#### Given instruction
Search the data below for the word "coinglass" and copy each line that holds it.

#### Input data
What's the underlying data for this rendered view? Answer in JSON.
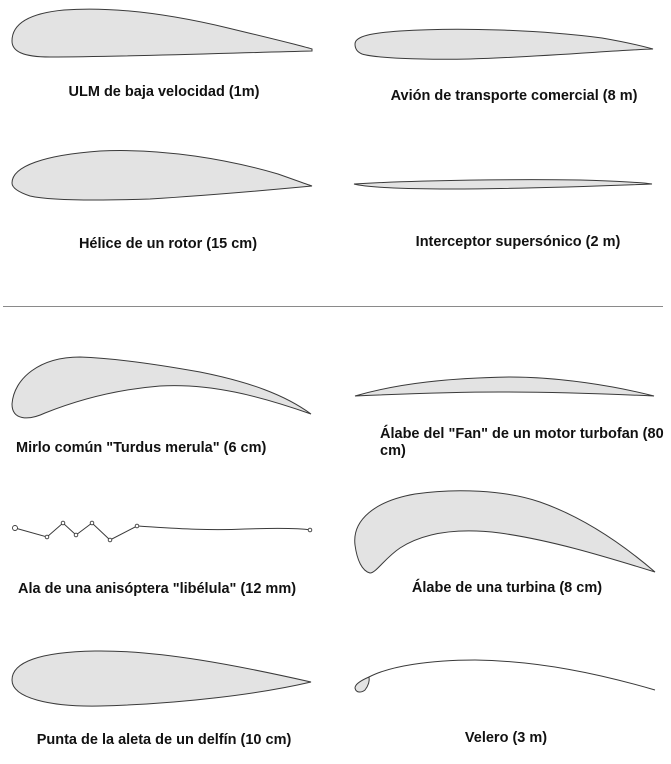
{
  "top_section": {
    "ulm": {
      "label": "ULM de baja velocidad (1m)"
    },
    "avion": {
      "label": "Avión de transporte comercial (8 m)"
    },
    "helice": {
      "label": "Hélice de un rotor (15 cm)"
    },
    "interceptor": {
      "label": "Interceptor supersónico (2 m)"
    }
  },
  "bottom_section": {
    "mirlo": {
      "label": "Mirlo común \"Turdus merula\"  (6 cm)"
    },
    "fan": {
      "label": "Álabe del \"Fan\" de un motor turbofan (80 cm)"
    },
    "libelula": {
      "label": "Ala de una anisóptera \"libélula\" (12 mm)"
    },
    "turbina": {
      "label": "Álabe de una turbina (8 cm)"
    },
    "delfin": {
      "label": "Punta de la aleta de un delfín (10 cm)"
    },
    "velero": {
      "label": "Velero (3 m)"
    }
  },
  "colors": {
    "fill": "#e3e3e3",
    "outline": "#3a3a3a",
    "divider": "#8a8a8a"
  }
}
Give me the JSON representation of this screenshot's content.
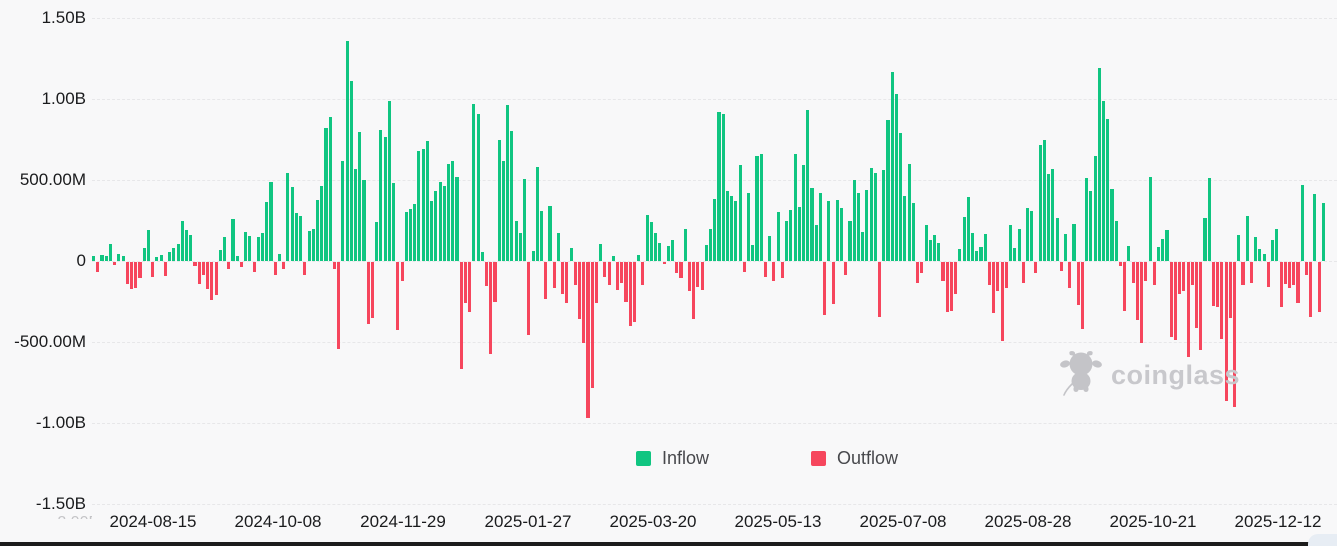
{
  "chart_data": {
    "type": "bar",
    "title": "",
    "xlabel": "",
    "ylabel": "",
    "value_unit": "M",
    "grid": true,
    "legend_position": "bottom",
    "legend": [
      {
        "label": "Inflow",
        "color": "#10c581"
      },
      {
        "label": "Outflow",
        "color": "#f6465d"
      }
    ],
    "y_ticks": [
      "1.50B",
      "1.00B",
      "500.00M",
      "0",
      "-500.00M",
      "-1.00B",
      "-1.50B"
    ],
    "y_tick_values_m": [
      1500,
      1000,
      500,
      0,
      -500,
      -1000,
      -1500
    ],
    "ylim_m": [
      -1500,
      1500
    ],
    "x_ticks": [
      "2024-08-15",
      "2024-10-08",
      "2024-11-29",
      "2025-01-27",
      "2025-03-20",
      "2025-05-13",
      "2025-07-08",
      "2025-08-28",
      "2025-10-21",
      "2025-12-12"
    ],
    "values_m": [
      30,
      -60,
      35,
      28,
      103,
      -18,
      43,
      31,
      -134,
      -169,
      -163,
      -97,
      78,
      192,
      -95,
      22,
      35,
      -88,
      55,
      80,
      103,
      247,
      192,
      160,
      -25,
      -134,
      -80,
      -169,
      -237,
      -206,
      66,
      150,
      -45,
      258,
      31,
      -30,
      181,
      155,
      -60,
      146,
      171,
      363,
      490,
      -80,
      45,
      -45,
      546,
      455,
      295,
      280,
      -80,
      185,
      200,
      375,
      465,
      820,
      890,
      -45,
      -535,
      615,
      1355,
      1110,
      570,
      795,
      500,
      -385,
      -345,
      243,
      810,
      768,
      988,
      480,
      -420,
      -118,
      300,
      320,
      350,
      680,
      690,
      740,
      370,
      430,
      490,
      460,
      600,
      620,
      520,
      -660,
      -250,
      -310,
      970,
      910,
      55,
      -150,
      -570,
      -245,
      745,
      620,
      965,
      800,
      245,
      175,
      505,
      -450,
      60,
      580,
      310,
      -230,
      340,
      -160,
      175,
      -200,
      -250,
      80,
      -145,
      -350,
      -500,
      -965,
      -780,
      -250,
      105,
      -90,
      -145,
      30,
      -175,
      -130,
      -245,
      -395,
      -370,
      35,
      -140,
      285,
      240,
      170,
      110,
      -15,
      90,
      130,
      -70,
      -100,
      195,
      -180,
      -350,
      -155,
      -170,
      100,
      200,
      380,
      920,
      910,
      430,
      400,
      370,
      590,
      -60,
      420,
      100,
      650,
      660,
      -90,
      155,
      -120,
      300,
      -100,
      250,
      315,
      660,
      335,
      590,
      930,
      450,
      220,
      420,
      -330,
      370,
      -260,
      375,
      330,
      -80,
      250,
      500,
      420,
      180,
      440,
      575,
      545,
      -340,
      560,
      870,
      1165,
      1030,
      790,
      400,
      600,
      360,
      -130,
      -70,
      225,
      130,
      160,
      110,
      -120,
      -310,
      -305,
      -195,
      75,
      270,
      395,
      175,
      60,
      85,
      165,
      -145,
      -315,
      -180,
      -490,
      -160,
      225,
      80,
      195,
      -130,
      330,
      310,
      -70,
      715,
      750,
      540,
      565,
      265,
      -55,
      165,
      -160,
      230,
      -265,
      -415,
      510,
      430,
      650,
      1190,
      990,
      875,
      445,
      250,
      -25,
      -305,
      95,
      -130,
      -360,
      -500,
      -120,
      520,
      -140,
      85,
      135,
      190,
      -460,
      -480,
      -200,
      -180,
      -585,
      -140,
      -405,
      -545,
      265,
      510,
      -270,
      -280,
      -475,
      -855,
      -345,
      -895,
      160,
      -145,
      280,
      -130,
      150,
      75,
      45,
      -155,
      130,
      200,
      -280,
      -135,
      -160,
      -145,
      -250,
      470,
      -80,
      -340,
      415,
      -310,
      355
    ]
  },
  "watermark": {
    "text": "coinglass",
    "icon": "coinglass-bull-icon",
    "color": "#c8c8cc"
  },
  "colors": {
    "background": "#f8f8f9",
    "inflow": "#10c581",
    "outflow": "#f6465d",
    "axis_text": "#1a1b1d",
    "gridline": "#e7e7e9"
  }
}
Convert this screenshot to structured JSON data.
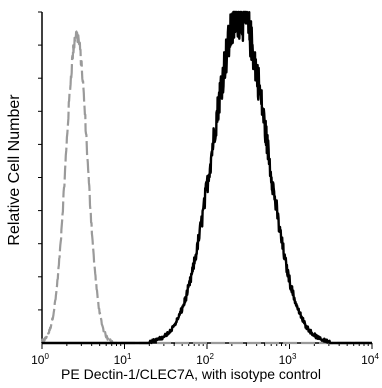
{
  "chart_data": {
    "type": "line",
    "ylabel": "Relative Cell Number",
    "xlabel": "PE  Dectin-1/CLEC7A,  with isotype control",
    "xscale": "log",
    "xlim": [
      1,
      10000
    ],
    "x_ticks": [
      {
        "base": "10",
        "exp": "0",
        "value": 1
      },
      {
        "base": "10",
        "exp": "1",
        "value": 10
      },
      {
        "base": "10",
        "exp": "2",
        "value": 100
      },
      {
        "base": "10",
        "exp": "3",
        "value": 1000
      },
      {
        "base": "10",
        "exp": "4",
        "value": 10000
      }
    ],
    "ylim": [
      0,
      1
    ],
    "y_tick_count": 10,
    "grid": false,
    "series": [
      {
        "role": "isotype control",
        "color": "#9a9a9a",
        "style": "dashed",
        "center_log": 0.42,
        "width_log": 0.13,
        "peak": 0.93
      },
      {
        "role": "Dectin-1/CLEC7A",
        "color": "#000000",
        "style": "solid",
        "center_log": 2.4,
        "width_log": 0.33,
        "peak": 0.99
      }
    ]
  }
}
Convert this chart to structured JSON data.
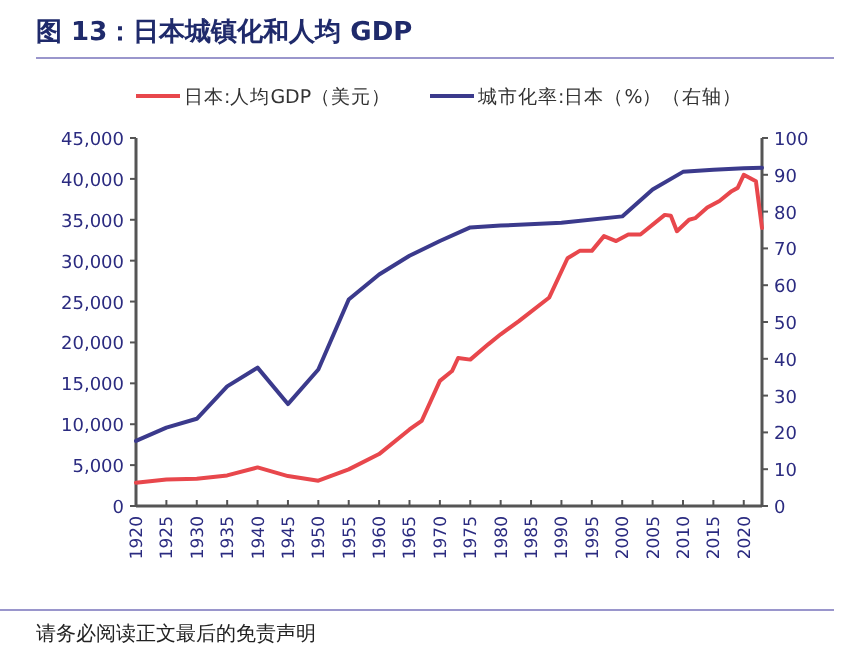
{
  "chart_data": {
    "type": "line",
    "title": "图 13：日本城镇化和人均 GDP",
    "annotations": [
      "请务必阅读正文最后的免责声明"
    ],
    "legend": "top",
    "xlim": [
      1920,
      2023
    ],
    "xticks": [
      1920,
      1925,
      1930,
      1935,
      1940,
      1945,
      1950,
      1955,
      1960,
      1965,
      1970,
      1975,
      1980,
      1985,
      1990,
      1995,
      2000,
      2005,
      2010,
      2015,
      2020
    ],
    "ylim": [
      0,
      45000
    ],
    "yticks": [
      0,
      {
        "value": 5000,
        "label": "5,000"
      },
      {
        "value": 10000,
        "label": "10,000"
      },
      {
        "value": 15000,
        "label": "15,000"
      },
      {
        "value": 20000,
        "label": "20,000"
      },
      {
        "value": 25000,
        "label": "25,000"
      },
      {
        "value": 30000,
        "label": "30,000"
      },
      {
        "value": 35000,
        "label": "35,000"
      },
      {
        "value": 40000,
        "label": "40,000"
      },
      {
        "value": 45000,
        "label": "45,000"
      }
    ],
    "y2lim": [
      0,
      100
    ],
    "y2ticks": [
      0,
      10,
      20,
      30,
      40,
      50,
      60,
      70,
      80,
      90,
      100
    ],
    "series": [
      {
        "name": "日本:人均GDP（美元）",
        "color": "#e8474c",
        "x": [
          1920,
          1925,
          1930,
          1935,
          1940,
          1945,
          1950,
          1955,
          1960,
          1965,
          1967,
          1970,
          1972,
          1973,
          1975,
          1978,
          1980,
          1983,
          1988,
          1991,
          1993,
          1995,
          1997,
          1999,
          2001,
          2003,
          2007,
          2008,
          2009,
          2011,
          2012,
          2014,
          2016,
          2018,
          2019,
          2020,
          2021,
          2022,
          2023
        ],
        "values": [
          2850,
          3250,
          3340,
          3740,
          4720,
          3660,
          3090,
          4480,
          6350,
          9360,
          10400,
          15300,
          16500,
          18100,
          17900,
          19800,
          21000,
          22600,
          25500,
          30300,
          31200,
          31200,
          33000,
          32400,
          33200,
          33200,
          35600,
          35500,
          33600,
          35000,
          35200,
          36500,
          37300,
          38500,
          38900,
          40500,
          40100,
          39700,
          34000
        ]
      },
      {
        "name": "城市化率:日本（%）（右轴）",
        "color": "#3b3a8c",
        "axis": "y2",
        "x": [
          1920,
          1925,
          1930,
          1935,
          1940,
          1945,
          1950,
          1955,
          1960,
          1965,
          1970,
          1975,
          1980,
          1990,
          2000,
          2005,
          2010,
          2015,
          2020,
          2023
        ],
        "values": [
          17.7,
          21.3,
          23.7,
          32.5,
          37.6,
          27.7,
          37.1,
          56.1,
          62.9,
          68.0,
          72.0,
          75.7,
          76.2,
          77.0,
          78.7,
          86.0,
          90.8,
          91.4,
          91.8,
          91.9
        ]
      }
    ]
  }
}
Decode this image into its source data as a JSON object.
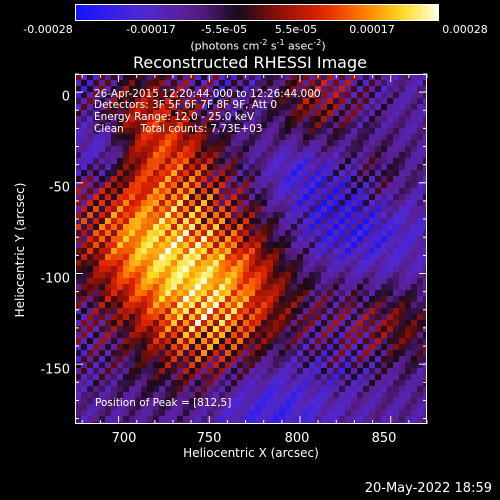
{
  "colorbar": {
    "ticks": [
      "-0.00028",
      "-0.00017",
      "-5.5e-05",
      "5.5e-05",
      "0.00017",
      "0.00028"
    ],
    "units_text": "(photons cm",
    "units_exp1": "-2",
    "units_mid": " s",
    "units_exp2": "-1",
    "units_mid2": " asec",
    "units_exp3": "-2",
    "units_end": ")"
  },
  "chart_data": {
    "type": "heatmap",
    "title": "Reconstructed RHESSI Image",
    "xlabel": "Heliocentric X (arcsec)",
    "ylabel": "Heliocentric Y (arcsec)",
    "xlim": [
      676,
      870
    ],
    "ylim": [
      -183,
      10
    ],
    "xticks": [
      700,
      750,
      800,
      850
    ],
    "yticks": [
      0,
      -50,
      -100,
      -150
    ],
    "zlim": [
      -0.00028,
      0.00028
    ],
    "colormap": "RHESSI (blue-purple-red-orange-yellow-white)",
    "peak_position": [
      812,
      5
    ],
    "annotations": [
      "26-Apr-2015 12:20:44.000 to 12:26:44.000",
      "Detectors: 3F 5F 6F 7F 8F 9F, Att 0",
      "Energy Range: 12.0 - 25.0 keV",
      "Clean     Total counts: 7.73E+03"
    ],
    "peak_label": "Position of Peak = [812,5]"
  },
  "footer": {
    "timestamp": "20-May-2022 18:59"
  }
}
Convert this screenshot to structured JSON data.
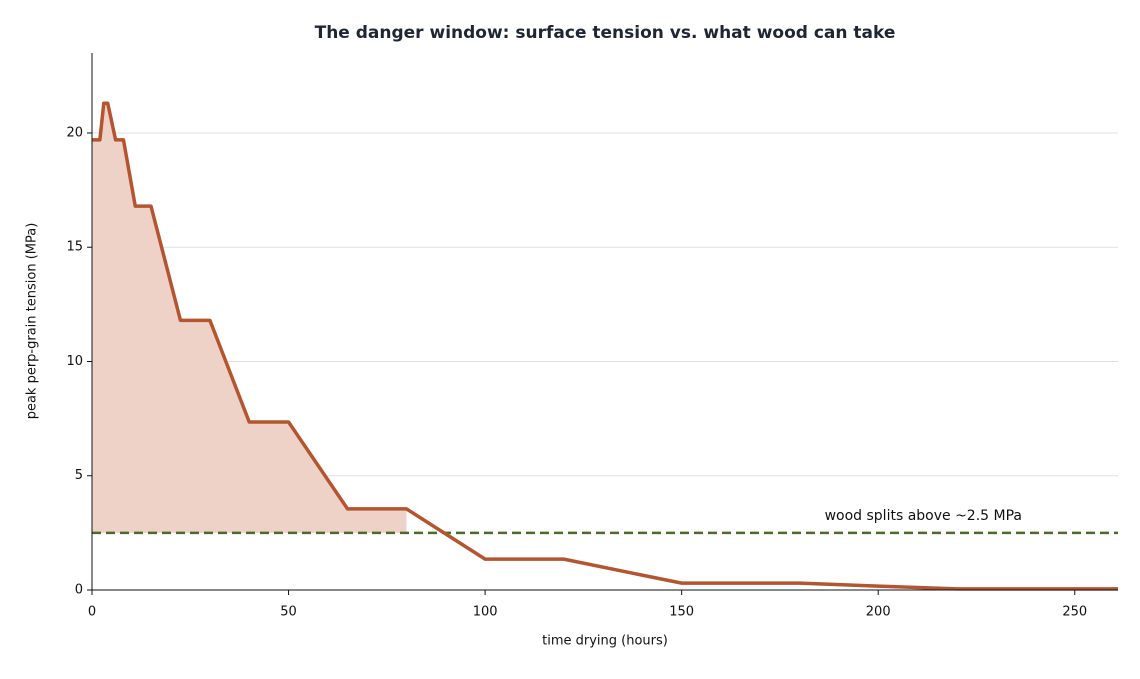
{
  "chart_data": {
    "type": "line",
    "title": "The danger window: surface tension vs. what wood can take",
    "xlabel": "time drying (hours)",
    "ylabel": "peak perp-grain tension (MPa)",
    "x": [
      0,
      2,
      3,
      4,
      6,
      8,
      11,
      15,
      22.5,
      30,
      40,
      50,
      65,
      80,
      100,
      120,
      150,
      180,
      200,
      220,
      261
    ],
    "series": [
      {
        "name": "peak perp-grain tension",
        "color": "#b5552f",
        "values": [
          19.7,
          19.7,
          21.3,
          21.3,
          19.7,
          19.7,
          16.8,
          16.8,
          11.8,
          11.8,
          7.35,
          7.35,
          3.55,
          3.55,
          1.35,
          1.35,
          0.3,
          0.3,
          0.17,
          0.05,
          0.05
        ]
      }
    ],
    "threshold": {
      "value": 2.5,
      "label": "wood splits above ~2.5 MPa",
      "color": "#4a6b2a"
    },
    "shade_xlim": [
      0,
      80
    ],
    "shade_color": "#efd2c7",
    "xlim": [
      0,
      261
    ],
    "ylim": [
      0,
      23.5
    ],
    "xticks": [
      0,
      50,
      100,
      150,
      200,
      250
    ],
    "yticks": [
      0,
      5,
      10,
      15,
      20
    ],
    "grid": true
  }
}
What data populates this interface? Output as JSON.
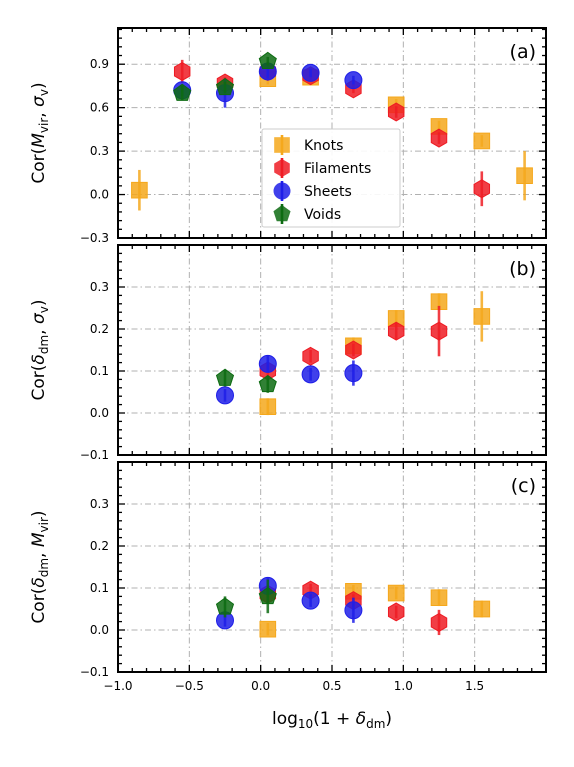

#### Written solution
    "text": "coinglass",
    "icon": "coinglass-bull-icon",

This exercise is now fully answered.